#### What you have to do:
Below are the records; pull every line that includes "mors".

## START Stored records

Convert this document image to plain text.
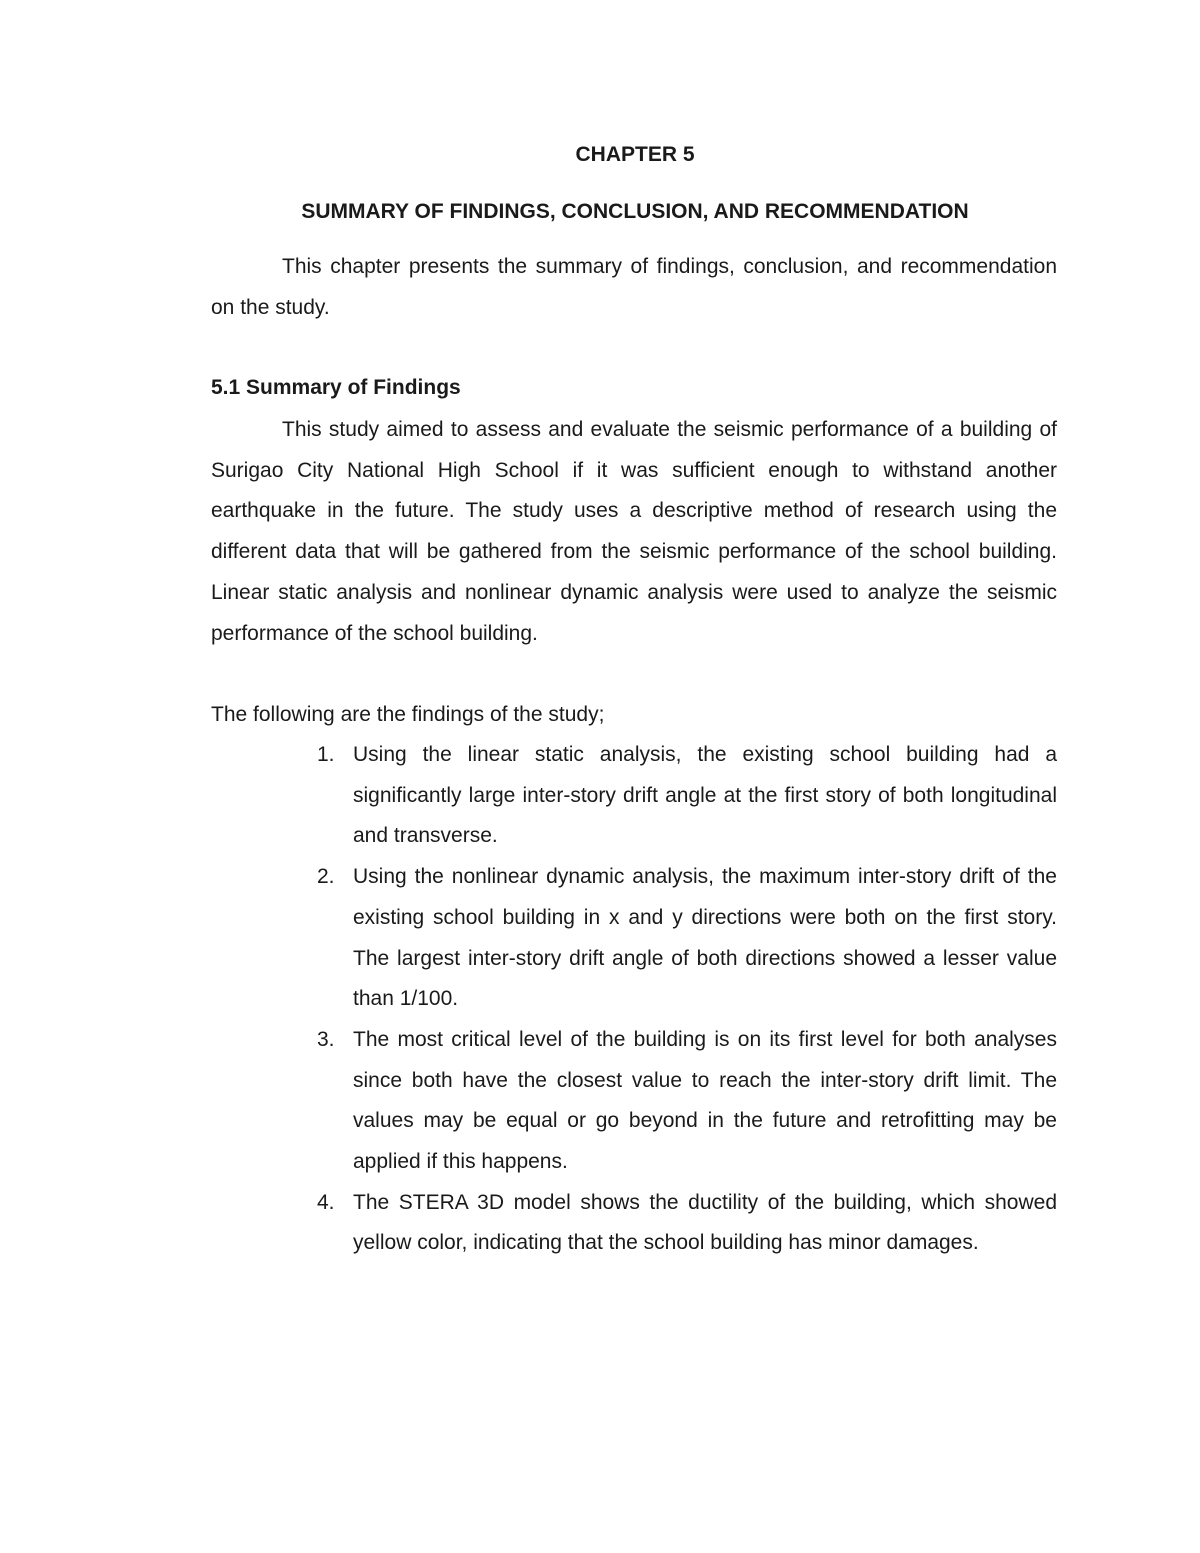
CHAPTER 5
SUMMARY OF FINDINGS, CONCLUSION, AND RECOMMENDATION

This chapter presents the summary of findings, conclusion, and recommendation on the study.

5.1 Summary of Findings

This study aimed to assess and evaluate the seismic performance of a building of Surigao City National High School if it was sufficient enough to withstand another earthquake in the future. The study uses a descriptive method of research using the different data that will be gathered from the seismic performance of the school building. Linear static analysis and nonlinear dynamic analysis were used to analyze the seismic performance of the school building.

The following are the findings of the study;
1. Using the linear static analysis, the existing school building had a significantly large inter-story drift angle at the first story of both longitudinal and transverse.
2. Using the nonlinear dynamic analysis, the maximum inter-story drift of the existing school building in x and y directions were both on the first story. The largest inter-story drift angle of both directions showed a lesser value than 1/100.
3. The most critical level of the building is on its first level for both analyses since both have the closest value to reach the inter-story drift limit. The values may be equal or go beyond in the future and retrofitting may be applied if this happens.
4. The STERA 3D model shows the ductility of the building, which showed yellow color, indicating that the school building has minor damages.
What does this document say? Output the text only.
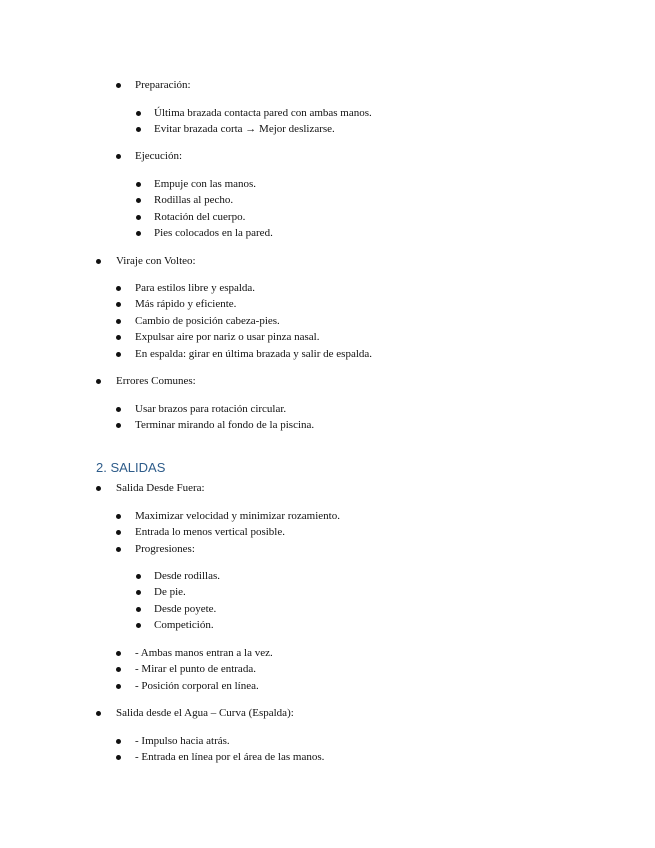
Preparación:
Última brazada contacta pared con ambas manos.
Evitar brazada corta → Mejor deslizarse.
Ejecución:
Empuje con las manos.
Rodillas al pecho.
Rotación del cuerpo.
Pies colocados en la pared.
Viraje con Volteo:
Para estilos libre y espalda.
Más rápido y eficiente.
Cambio de posición cabeza-pies.
Expulsar aire por nariz o usar pinza nasal.
En espalda: girar en última brazada y salir de espalda.
Errores Comunes:
Usar brazos para rotación circular.
Terminar mirando al fondo de la piscina.
2. SALIDAS
Salida Desde Fuera:
Maximizar velocidad y minimizar rozamiento.
Entrada lo menos vertical posible.
Progresiones:
Desde rodillas.
De pie.
Desde poyete.
Competición.
- Ambas manos entran a la vez.
- Mirar el punto de entrada.
- Posición corporal en línea.
Salida desde el Agua – Curva (Espalda):
- Impulso hacia atrás.
- Entrada en línea por el área de las manos.
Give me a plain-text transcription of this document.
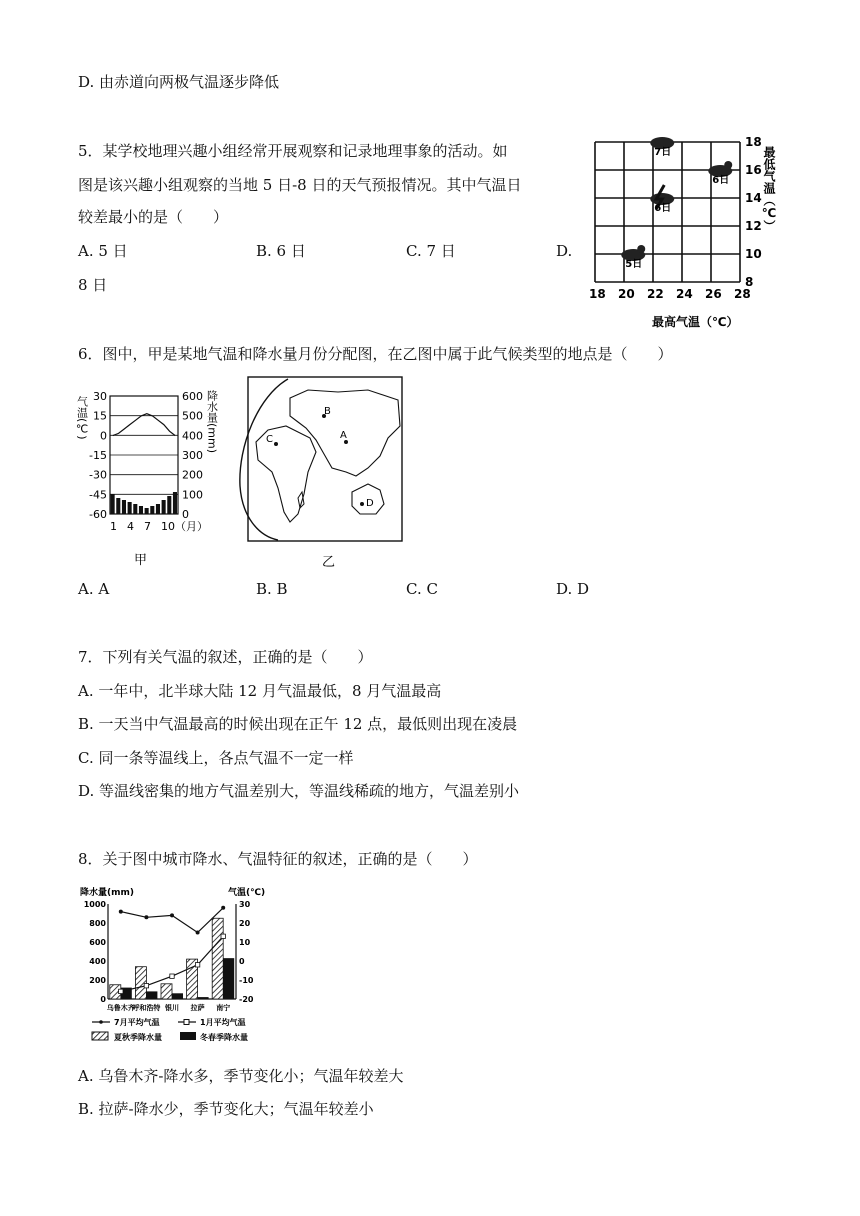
D. 由赤道向两极气温逐步降低
5．某学校地理兴趣小组经常开展观察和记录地理事象的活动。如
图是该兴趣小组观察的当地 5 日-8 日的天气预报情况。其中气温日
较差最小的是（　　）
A. 5 日	B. 6 日	C. 7 日	D.
8 日	18 20 22 24 26 28
8
10
12
14
16
18
5日
6日
7日
6日
最高气温（℃）
最低气温（℃）
6．图中，甲是某地气温和降水量月份分配图，在乙图中属于此气候类型的地点是（　　）
30
15
0
-15
-30
-45
-60
600
500
400
300
200
100
0
1 4 7 10（月）
气温(℃)	降水量(mm)
甲
B
A
C
D
乙
A. A	B. B	C. C	D. D
7．下列有关气温的叙述，正确的是（　　）
A. 一年中，北半球大陆 12 月气温最低，8 月气温最高
B. 一天当中气温最高的时候出现在正午 12 点，最低则出现在凌晨
C. 同一条等温线上，各点气温不一定一样
D. 等温线密集的地方气温差别大，等温线稀疏的地方，气温差别小
8．关于图中城市降水、气温特征的叙述，正确的是（　　）
降水量(mm)	气温(℃)
1000
800
600
400
200
0
30
20
10
0
-10
-20
乌鲁木齐
呼和浩特 银川 拉萨 南宁
7月平均气温	1月平均气温
夏秋季降水量	冬春季降水量
A. 乌鲁木齐-降水多，季节变化小；气温年较差大
B. 拉萨-降水少，季节变化大；气温年较差小
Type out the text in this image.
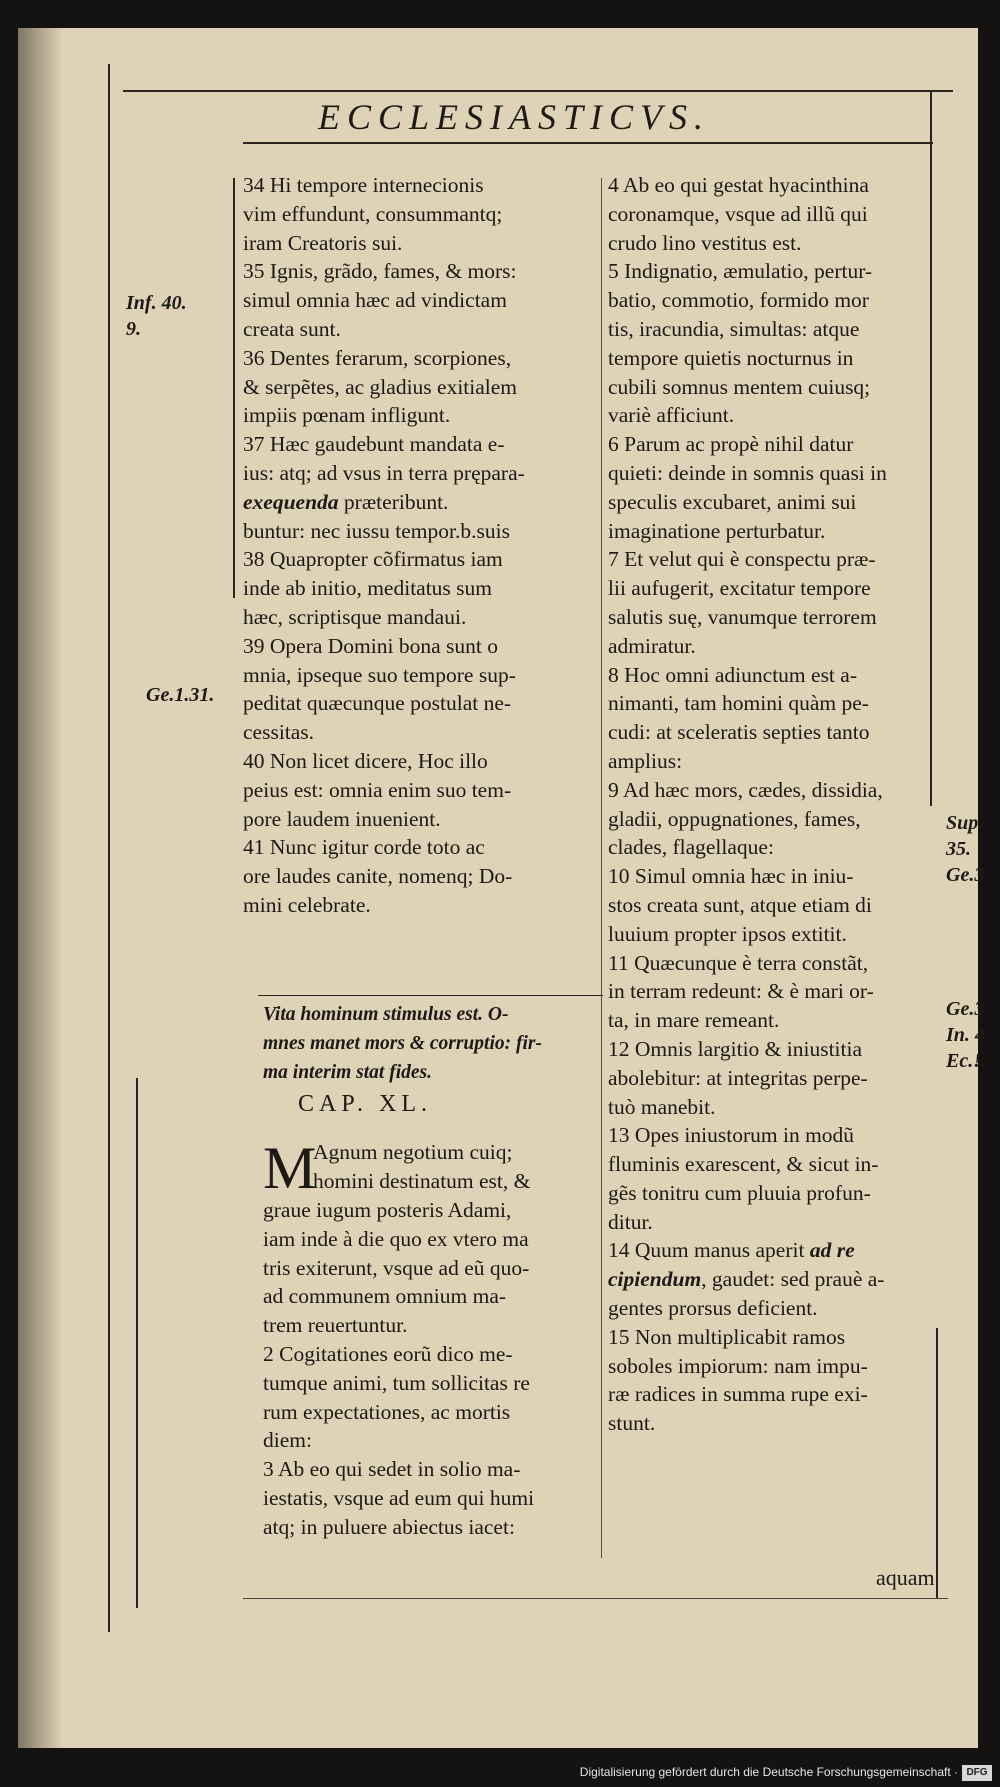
ECCLESIASTICVS.
Inf. 40.
9.
Ge.1.31.
Sup.
35.
Ge.3
Ge.3
In. 4
Ec.!.
34 Hi tempore internecionis
vim effundunt, consummantq;
iram Creatoris sui.
35 Ignis, grãdo, fames, & mors:
simul omnia hæc ad vindictam
creata sunt.
36 Dentes ferarum, scorpiones,
& serpẽtes, ac gladius exitialem
impiis pœnam infligunt.
37 Hæc gaudebunt mandata e-
ius: atq; ad vsus in terra pręparа-
exequenda præteribunt.
buntur: nec iussu tempor.b.suis
38 Quapropter cõfirmatus iam
inde ab initio, meditatus sum
hæc, scriptisque mandaui.
39 Opera Domini bona sunt o
mnia, ipseque suo tempore sup-
peditat quæcunque postulat ne-
cessitas.
40 Non licet dicere, Hoc illo
peius est: omnia enim suo tem-
pore laudem inuenient.
41 Nunc igitur corde toto ac
ore laudes canite, nomenq; Do-
mini celebrate.
Vita hominum stimulus est. O-
mnes manet mors & corruptio: fir-
ma interim stat fides.
CAP. XL.
M
Agnum negotium cuiq;
homini destinatum est, &
graue iugum posteris Adami,
iam inde à die quo ex vtero ma
tris exiterunt, vsque ad eũ quo-
ad communem omnium ma-
trem reuertuntur.
2 Cogitationes eorũ dico me-
tumque animi, tum sollicitas re
rum expectationes, ac mortis
diem:
3 Ab eo qui sedet in solio ma-
iestatis, vsque ad eum qui humi
atq; in puluere abiectus iacet:
4 Ab eo qui gestat hyacinthina
coronamque, vsque ad illũ qui
crudo lino vestitus est.
5 Indignatio, æmulatio, pertur-
batio, commotio, formido mor
tis, iracundia, simultas: atque
tempore quietis nocturnus in
cubili somnus mentem cuiusq;
variè afficiunt.
6 Parum ac propè nihil datur
quieti: deinde in somnis quasi in
speculis excubaret, animi sui
imaginatione perturbatur.
7 Et velut qui è conspectu præ-
lii aufugerit, excitatur tempore
salutis suę, vanumque terrorem
admiratur.
8 Hoc omni adiunctum est a-
nimanti, tam homini quàm pe-
cudi: at sceleratis septies tanto
amplius:
9 Ad hæc mors, cædes, dissidia,
gladii, oppugnationes, fames,
clades, flagellaque:
10 Simul omnia hæc in iniu-
stos creata sunt, atque etiam di
luuium propter ipsos extitit.
11 Quæcunque è terra constãt,
in terram redeunt: & è mari or-
ta, in mare remeant.
12 Omnis largitio & iniustitia
abolebitur: at integritas perpe-
tuò manebit.
13 Opes iniustorum in modũ
fluminis exarescent, & sicut in-
gẽs tonitru cum pluuia profun-
ditur.
14 Quum manus aperit ad re
cipiendum, gaudet: sed prauè a-
gentes prorsus deficient.
15 Non multiplicabit ramos
soboles impiorum: nam impu-
ræ radices in summa rupe exi-
stunt.
aquam
Digitalisierung gefördert durch die Deutsche Forschungsgemeinschaft · DFG
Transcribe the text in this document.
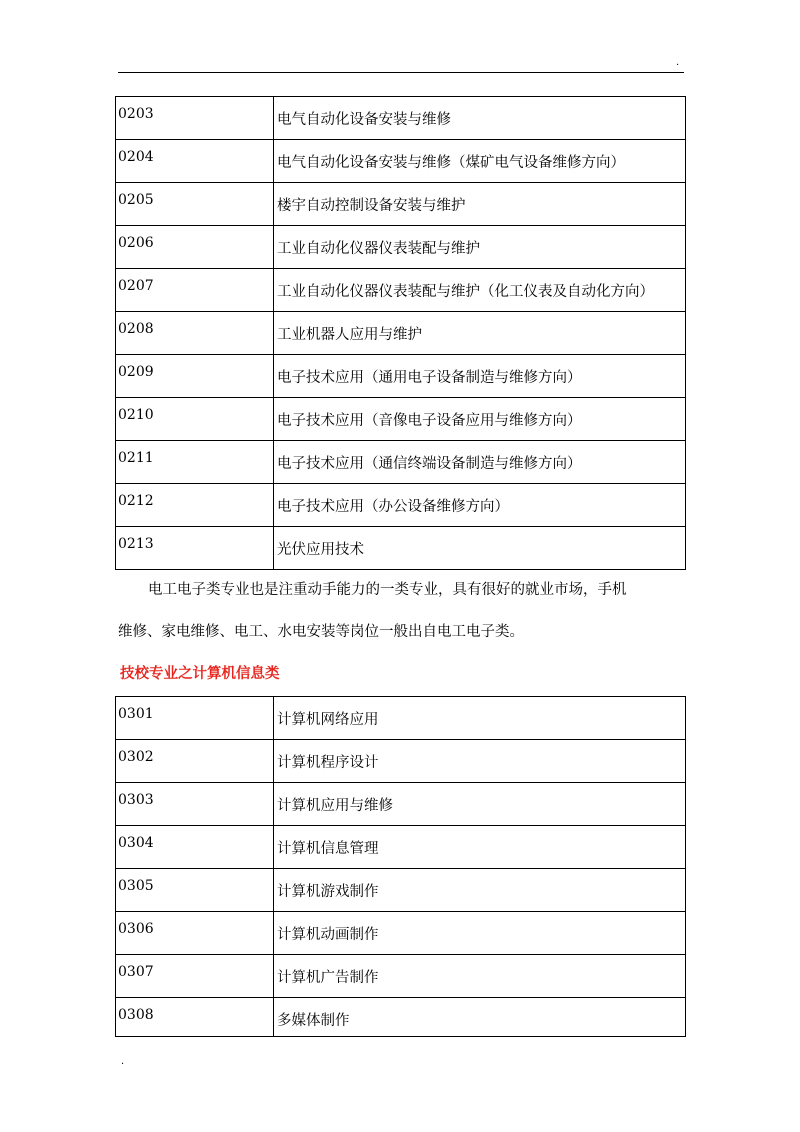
.
0203	电气自动化设备安装与维修
0204	电气自动化设备安装与维修（煤矿电气设备维修方向）
0205	楼宇自动控制设备安装与维护
0206	工业自动化仪器仪表装配与维护
0207	工业自动化仪器仪表装配与维护（化工仪表及自动化方向）
0208	工业机器人应用与维护
0209	电子技术应用（通用电子设备制造与维修方向）
0210	电子技术应用（音像电子设备应用与维修方向）
0211	电子技术应用（通信终端设备制造与维修方向）
0212	电子技术应用（办公设备维修方向）
0213	光伏应用技术
电工电子类专业也是注重动手能力的一类专业，具有很好的就业市场，手机
维修、家电维修、电工、水电安装等岗位一般出自电工电子类。
技校专业之计算机信息类
0301	计算机网络应用
0302	计算机程序设计
0303	计算机应用与维修
0304	计算机信息管理
0305	计算机游戏制作
0306	计算机动画制作
0307	计算机广告制作
0308	多媒体制作
.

## END Stored records

#### Expected answer:
35 Ignis, grãdo, fames, & mors:
mnes manet mors & corruptio: fir-
9 Ad hæc mors, cædes, dissidia,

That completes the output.